Decide whether each of statements (a), (b) and (c) agrees with the discussion excerpt below, answering yes or no and quoting the exact words of the excerpt that settle it. (a) The writer found the WaPo article from the same week. (b) Apple's statement says Apple never had contact with the FBI or any other agency about such an incident. (c) Verizon's wording names the FBI as an agency it did not turn anything over to.
— START Page excerpt —
The phone companies all denied providing metadata to the NSA when the story first came out. I couldn't find the WaPo article from the same week, which I remembering reading in hardcopy, but here's a cite for the same from NPR: https://www.npr.org/templates/story/story.php?storyId=540913.... Did the SEC sue Verizon here?


Yeah I don't think those are really related. Apple was exceptionally clear that this simply didn't happen. Verizon is very careful about how they word that to say they didn't turn them over to the NSA, while omitting all of the other three letter agencies (DIA, FBI, DOJ, etc).

Compare that with Apple's statement, which is forcefully blunt and has no wiggle room:

    On this we can be very clear: Apple has never found malicious chips, “hardware manipulations” or vulnerabilities purposely planted in any server. Apple never had any contact with the FBI or any other agency about such an incident. We are not aware of any investigation by the FBI, nor are our contacts in law enforcement.
— END Page excerpt —
— START Listing —
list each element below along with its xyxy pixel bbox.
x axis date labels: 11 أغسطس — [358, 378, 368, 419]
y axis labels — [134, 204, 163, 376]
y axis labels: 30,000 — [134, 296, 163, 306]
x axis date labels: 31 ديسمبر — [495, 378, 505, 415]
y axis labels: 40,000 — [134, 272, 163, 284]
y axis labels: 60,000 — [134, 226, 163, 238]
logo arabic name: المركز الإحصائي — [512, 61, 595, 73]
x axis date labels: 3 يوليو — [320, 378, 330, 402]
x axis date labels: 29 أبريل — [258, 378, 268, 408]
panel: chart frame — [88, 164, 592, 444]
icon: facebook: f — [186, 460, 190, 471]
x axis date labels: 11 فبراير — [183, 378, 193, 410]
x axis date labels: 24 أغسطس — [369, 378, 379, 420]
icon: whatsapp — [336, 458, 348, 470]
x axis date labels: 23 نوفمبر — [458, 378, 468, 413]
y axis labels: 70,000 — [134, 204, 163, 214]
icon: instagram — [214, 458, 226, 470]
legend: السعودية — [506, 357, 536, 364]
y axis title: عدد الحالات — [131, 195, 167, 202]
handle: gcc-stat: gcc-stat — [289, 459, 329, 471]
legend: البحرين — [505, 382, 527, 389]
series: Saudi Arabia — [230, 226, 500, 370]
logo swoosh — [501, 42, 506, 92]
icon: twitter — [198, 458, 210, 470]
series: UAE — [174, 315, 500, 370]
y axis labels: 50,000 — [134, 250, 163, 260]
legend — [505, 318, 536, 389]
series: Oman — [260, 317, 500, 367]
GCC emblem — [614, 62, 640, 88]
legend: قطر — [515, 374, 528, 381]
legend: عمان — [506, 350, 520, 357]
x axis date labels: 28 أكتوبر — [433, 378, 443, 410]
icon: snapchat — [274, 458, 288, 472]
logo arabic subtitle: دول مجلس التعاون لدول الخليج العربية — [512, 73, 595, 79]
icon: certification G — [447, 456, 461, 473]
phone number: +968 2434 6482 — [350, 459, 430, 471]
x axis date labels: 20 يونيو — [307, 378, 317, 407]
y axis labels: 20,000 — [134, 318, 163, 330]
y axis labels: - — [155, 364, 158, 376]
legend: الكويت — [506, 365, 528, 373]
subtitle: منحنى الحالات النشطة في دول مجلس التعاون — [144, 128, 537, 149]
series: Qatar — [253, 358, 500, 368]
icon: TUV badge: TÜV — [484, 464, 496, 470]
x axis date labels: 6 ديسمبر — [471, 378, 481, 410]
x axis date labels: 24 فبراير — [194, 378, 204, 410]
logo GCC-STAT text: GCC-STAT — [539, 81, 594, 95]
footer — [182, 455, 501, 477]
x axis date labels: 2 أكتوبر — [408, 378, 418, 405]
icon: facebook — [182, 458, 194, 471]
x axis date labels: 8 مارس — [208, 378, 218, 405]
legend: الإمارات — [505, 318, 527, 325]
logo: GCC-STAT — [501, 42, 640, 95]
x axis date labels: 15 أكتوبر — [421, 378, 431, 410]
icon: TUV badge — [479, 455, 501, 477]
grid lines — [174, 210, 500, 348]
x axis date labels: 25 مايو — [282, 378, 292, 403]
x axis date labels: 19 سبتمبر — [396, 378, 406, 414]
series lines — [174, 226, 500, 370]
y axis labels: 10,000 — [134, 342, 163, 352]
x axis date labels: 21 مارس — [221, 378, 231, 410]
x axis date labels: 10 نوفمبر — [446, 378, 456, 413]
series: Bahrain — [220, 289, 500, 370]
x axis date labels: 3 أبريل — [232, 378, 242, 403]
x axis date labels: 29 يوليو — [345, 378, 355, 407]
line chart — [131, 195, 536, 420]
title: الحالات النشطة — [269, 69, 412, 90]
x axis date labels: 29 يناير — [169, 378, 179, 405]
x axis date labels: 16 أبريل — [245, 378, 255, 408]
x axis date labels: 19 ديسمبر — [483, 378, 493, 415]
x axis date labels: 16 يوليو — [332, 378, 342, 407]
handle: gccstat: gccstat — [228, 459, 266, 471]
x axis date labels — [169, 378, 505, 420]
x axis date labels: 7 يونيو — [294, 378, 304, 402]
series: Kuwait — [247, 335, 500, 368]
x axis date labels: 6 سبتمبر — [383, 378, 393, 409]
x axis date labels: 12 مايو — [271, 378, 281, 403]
— END Listing —
:: Final result ::
(a) No: "I couldn't find the WaPo article from the same week"
(b) Yes: "Apple never had any contact with the FBI or any other agency about such an incident."
(c) No: "they didn't turn them over to the NSA, while omitting all of the other three letter agencies (DIA, FBI, DOJ, etc)"